Exercise objective
Give only the number of lines that contain the word "redbox".

Extracted records

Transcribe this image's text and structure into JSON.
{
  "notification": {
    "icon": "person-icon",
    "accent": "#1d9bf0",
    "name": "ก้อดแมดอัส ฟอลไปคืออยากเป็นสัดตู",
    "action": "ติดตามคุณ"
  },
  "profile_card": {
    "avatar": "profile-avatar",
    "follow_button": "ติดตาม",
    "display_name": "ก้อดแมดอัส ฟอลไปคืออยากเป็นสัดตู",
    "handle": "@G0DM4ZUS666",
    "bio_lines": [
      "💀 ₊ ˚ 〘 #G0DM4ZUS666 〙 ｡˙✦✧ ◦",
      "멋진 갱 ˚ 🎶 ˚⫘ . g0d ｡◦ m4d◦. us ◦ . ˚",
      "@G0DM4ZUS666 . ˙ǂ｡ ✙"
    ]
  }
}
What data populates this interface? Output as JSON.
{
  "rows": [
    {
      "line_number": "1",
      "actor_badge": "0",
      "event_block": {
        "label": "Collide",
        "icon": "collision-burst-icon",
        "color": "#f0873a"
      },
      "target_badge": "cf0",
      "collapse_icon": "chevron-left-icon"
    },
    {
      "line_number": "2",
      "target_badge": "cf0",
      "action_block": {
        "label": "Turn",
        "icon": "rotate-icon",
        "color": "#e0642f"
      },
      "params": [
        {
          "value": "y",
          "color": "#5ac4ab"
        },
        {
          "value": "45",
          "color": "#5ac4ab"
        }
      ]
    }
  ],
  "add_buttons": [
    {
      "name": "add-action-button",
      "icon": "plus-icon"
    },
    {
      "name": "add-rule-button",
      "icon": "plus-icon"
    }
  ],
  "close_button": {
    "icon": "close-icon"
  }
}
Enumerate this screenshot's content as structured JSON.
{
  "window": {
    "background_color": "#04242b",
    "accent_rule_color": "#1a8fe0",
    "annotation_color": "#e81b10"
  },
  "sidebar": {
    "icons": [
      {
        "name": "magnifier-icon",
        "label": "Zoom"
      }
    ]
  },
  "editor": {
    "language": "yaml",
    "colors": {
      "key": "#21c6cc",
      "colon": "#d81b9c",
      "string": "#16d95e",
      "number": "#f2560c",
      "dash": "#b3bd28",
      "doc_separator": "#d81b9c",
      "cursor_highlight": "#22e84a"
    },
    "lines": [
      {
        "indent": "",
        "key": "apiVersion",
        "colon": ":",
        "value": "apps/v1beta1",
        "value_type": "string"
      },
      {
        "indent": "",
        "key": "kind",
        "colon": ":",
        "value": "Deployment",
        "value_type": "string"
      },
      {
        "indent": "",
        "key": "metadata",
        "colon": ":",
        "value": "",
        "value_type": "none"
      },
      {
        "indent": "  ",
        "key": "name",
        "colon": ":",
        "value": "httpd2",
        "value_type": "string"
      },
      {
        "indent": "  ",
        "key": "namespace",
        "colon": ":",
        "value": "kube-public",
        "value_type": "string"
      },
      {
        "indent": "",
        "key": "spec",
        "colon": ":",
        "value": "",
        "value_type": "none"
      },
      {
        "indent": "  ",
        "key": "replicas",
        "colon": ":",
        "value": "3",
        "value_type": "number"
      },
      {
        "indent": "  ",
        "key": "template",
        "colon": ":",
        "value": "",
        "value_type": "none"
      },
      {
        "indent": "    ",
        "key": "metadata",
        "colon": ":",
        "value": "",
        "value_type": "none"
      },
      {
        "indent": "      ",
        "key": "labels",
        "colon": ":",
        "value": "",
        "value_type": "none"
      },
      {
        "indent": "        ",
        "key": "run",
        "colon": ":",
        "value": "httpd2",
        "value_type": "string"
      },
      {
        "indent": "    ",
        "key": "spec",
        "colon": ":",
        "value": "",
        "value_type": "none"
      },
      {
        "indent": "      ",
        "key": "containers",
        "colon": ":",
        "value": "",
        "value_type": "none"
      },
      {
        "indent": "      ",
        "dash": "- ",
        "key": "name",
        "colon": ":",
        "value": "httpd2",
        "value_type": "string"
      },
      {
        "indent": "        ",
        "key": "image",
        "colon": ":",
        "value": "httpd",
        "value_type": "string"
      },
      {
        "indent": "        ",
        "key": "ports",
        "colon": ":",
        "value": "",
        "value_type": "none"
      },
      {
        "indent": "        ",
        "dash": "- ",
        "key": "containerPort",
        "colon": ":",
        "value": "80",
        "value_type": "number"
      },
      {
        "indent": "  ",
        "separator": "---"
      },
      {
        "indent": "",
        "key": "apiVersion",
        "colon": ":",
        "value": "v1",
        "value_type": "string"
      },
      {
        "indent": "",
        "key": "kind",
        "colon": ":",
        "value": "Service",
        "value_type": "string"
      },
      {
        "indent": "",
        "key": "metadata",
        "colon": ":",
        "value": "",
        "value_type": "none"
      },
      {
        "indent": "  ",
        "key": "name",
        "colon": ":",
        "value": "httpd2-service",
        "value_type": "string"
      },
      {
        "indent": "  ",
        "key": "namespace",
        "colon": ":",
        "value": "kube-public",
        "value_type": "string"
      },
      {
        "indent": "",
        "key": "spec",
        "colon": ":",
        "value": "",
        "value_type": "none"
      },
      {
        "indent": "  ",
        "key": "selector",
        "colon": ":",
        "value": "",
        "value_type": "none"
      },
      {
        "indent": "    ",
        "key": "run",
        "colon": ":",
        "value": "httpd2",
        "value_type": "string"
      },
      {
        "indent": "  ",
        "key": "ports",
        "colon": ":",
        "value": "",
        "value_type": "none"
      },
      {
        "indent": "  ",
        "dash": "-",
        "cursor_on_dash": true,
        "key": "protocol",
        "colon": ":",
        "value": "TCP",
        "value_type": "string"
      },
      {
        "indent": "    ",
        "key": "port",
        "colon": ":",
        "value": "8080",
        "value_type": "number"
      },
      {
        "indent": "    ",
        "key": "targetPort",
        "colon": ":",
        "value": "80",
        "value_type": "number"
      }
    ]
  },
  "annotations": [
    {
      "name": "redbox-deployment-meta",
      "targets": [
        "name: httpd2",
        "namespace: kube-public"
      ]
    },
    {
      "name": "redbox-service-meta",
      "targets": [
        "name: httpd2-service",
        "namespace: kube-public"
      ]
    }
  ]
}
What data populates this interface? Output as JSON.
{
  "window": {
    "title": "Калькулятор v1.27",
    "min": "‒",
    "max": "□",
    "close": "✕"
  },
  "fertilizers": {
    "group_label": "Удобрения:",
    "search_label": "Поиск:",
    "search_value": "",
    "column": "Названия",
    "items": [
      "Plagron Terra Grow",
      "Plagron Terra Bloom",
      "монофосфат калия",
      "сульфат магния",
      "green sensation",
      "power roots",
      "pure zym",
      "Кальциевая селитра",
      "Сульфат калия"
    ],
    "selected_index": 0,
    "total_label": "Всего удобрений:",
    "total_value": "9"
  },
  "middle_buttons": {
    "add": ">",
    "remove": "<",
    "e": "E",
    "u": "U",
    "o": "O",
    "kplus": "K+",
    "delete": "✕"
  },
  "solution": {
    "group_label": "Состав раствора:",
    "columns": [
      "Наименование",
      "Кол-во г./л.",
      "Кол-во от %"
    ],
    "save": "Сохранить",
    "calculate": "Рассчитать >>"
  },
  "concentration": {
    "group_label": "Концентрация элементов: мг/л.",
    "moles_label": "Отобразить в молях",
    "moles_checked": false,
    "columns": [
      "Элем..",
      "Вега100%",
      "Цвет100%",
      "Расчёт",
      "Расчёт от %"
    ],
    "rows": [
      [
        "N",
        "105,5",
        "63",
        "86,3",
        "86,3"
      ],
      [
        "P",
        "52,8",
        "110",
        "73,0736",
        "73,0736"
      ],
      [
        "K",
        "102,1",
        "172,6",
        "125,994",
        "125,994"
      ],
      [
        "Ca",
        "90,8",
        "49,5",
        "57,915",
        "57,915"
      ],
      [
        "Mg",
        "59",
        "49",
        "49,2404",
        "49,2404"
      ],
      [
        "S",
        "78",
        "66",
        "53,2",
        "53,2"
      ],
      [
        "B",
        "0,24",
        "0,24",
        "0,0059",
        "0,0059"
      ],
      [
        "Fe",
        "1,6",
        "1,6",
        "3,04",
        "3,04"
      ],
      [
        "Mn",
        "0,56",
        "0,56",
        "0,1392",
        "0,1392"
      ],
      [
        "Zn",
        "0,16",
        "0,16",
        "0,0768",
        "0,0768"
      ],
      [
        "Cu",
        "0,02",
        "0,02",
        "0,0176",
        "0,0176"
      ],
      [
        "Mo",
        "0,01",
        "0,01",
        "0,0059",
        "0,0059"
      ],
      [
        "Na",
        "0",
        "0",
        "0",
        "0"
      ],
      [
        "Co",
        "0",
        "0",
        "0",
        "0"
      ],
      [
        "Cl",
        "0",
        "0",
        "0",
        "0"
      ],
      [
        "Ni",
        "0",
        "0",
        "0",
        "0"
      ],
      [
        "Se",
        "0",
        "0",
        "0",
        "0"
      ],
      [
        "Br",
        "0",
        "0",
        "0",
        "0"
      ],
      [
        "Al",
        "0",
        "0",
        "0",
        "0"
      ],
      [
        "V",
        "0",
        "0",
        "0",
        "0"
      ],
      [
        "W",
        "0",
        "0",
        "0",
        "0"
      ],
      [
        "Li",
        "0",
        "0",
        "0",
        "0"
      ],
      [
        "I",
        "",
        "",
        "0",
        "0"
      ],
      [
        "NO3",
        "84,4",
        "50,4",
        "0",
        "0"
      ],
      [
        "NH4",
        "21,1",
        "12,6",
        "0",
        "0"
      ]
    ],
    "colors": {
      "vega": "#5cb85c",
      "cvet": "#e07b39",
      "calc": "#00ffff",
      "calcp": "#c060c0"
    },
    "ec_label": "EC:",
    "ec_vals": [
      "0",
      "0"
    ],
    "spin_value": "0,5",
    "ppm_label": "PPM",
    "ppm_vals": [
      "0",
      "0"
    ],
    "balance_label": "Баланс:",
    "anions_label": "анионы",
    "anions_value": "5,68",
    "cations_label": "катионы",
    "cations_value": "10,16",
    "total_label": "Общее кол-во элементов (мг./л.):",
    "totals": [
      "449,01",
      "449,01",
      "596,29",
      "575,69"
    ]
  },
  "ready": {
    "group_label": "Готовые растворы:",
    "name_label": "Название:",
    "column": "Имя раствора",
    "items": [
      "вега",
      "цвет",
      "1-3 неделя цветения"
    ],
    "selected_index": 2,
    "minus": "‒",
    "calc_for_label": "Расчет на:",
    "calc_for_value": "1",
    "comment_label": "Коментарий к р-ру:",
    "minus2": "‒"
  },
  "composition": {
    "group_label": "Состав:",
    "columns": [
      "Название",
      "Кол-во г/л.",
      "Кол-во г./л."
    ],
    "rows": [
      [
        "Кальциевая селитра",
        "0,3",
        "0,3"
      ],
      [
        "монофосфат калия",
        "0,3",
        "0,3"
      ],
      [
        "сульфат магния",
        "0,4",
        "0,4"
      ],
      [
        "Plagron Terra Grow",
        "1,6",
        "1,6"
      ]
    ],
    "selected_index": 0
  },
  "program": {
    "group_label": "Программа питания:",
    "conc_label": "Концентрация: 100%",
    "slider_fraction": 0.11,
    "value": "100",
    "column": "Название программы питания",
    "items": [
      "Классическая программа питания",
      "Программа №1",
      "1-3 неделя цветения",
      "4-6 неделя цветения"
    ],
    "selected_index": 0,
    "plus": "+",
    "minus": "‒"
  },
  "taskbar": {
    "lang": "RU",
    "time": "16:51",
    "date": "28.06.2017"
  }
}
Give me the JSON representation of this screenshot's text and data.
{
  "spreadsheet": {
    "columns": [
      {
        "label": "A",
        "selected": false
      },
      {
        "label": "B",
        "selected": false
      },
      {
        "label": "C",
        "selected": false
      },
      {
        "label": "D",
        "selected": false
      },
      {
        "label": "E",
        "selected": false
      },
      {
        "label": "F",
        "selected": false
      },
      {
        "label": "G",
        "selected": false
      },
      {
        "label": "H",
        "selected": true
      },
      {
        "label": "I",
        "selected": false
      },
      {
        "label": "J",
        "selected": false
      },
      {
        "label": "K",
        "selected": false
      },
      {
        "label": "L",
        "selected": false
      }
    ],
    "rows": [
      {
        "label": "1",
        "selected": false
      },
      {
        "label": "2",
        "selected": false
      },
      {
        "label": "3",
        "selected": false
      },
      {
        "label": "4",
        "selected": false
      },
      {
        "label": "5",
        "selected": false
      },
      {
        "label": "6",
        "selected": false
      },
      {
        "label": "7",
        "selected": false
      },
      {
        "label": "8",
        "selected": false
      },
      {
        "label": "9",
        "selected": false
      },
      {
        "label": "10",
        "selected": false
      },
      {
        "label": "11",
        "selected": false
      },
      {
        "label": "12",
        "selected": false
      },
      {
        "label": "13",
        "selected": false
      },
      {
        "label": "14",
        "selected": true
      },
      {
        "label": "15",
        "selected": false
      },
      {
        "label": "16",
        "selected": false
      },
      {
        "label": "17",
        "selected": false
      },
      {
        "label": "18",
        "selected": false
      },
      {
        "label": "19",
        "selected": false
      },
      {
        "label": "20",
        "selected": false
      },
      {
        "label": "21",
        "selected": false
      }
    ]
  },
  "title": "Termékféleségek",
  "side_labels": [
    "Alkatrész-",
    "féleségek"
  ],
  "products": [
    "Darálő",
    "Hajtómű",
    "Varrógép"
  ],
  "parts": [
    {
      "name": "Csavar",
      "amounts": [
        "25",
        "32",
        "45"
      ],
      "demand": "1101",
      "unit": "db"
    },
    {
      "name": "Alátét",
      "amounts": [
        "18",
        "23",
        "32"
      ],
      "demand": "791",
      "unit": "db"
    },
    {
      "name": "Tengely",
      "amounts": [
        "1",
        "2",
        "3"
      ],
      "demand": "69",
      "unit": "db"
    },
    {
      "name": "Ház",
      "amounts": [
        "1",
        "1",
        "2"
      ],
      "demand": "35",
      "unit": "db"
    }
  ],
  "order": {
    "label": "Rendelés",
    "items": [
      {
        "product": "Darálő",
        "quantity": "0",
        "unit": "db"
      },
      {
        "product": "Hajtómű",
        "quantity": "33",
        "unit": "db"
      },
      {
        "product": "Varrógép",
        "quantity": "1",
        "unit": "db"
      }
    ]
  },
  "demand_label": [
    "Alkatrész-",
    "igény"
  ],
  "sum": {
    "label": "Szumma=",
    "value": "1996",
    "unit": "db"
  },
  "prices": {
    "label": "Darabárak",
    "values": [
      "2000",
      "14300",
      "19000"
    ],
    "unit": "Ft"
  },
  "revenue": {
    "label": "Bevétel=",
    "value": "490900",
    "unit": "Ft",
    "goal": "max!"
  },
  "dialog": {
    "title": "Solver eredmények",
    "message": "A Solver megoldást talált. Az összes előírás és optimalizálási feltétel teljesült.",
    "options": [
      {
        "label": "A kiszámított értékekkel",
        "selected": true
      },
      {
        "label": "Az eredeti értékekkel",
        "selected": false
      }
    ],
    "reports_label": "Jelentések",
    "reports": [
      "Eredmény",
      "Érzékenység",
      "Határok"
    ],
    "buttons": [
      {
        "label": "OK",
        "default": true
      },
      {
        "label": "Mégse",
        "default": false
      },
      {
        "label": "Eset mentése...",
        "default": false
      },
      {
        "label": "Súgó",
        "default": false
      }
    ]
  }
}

Task response
2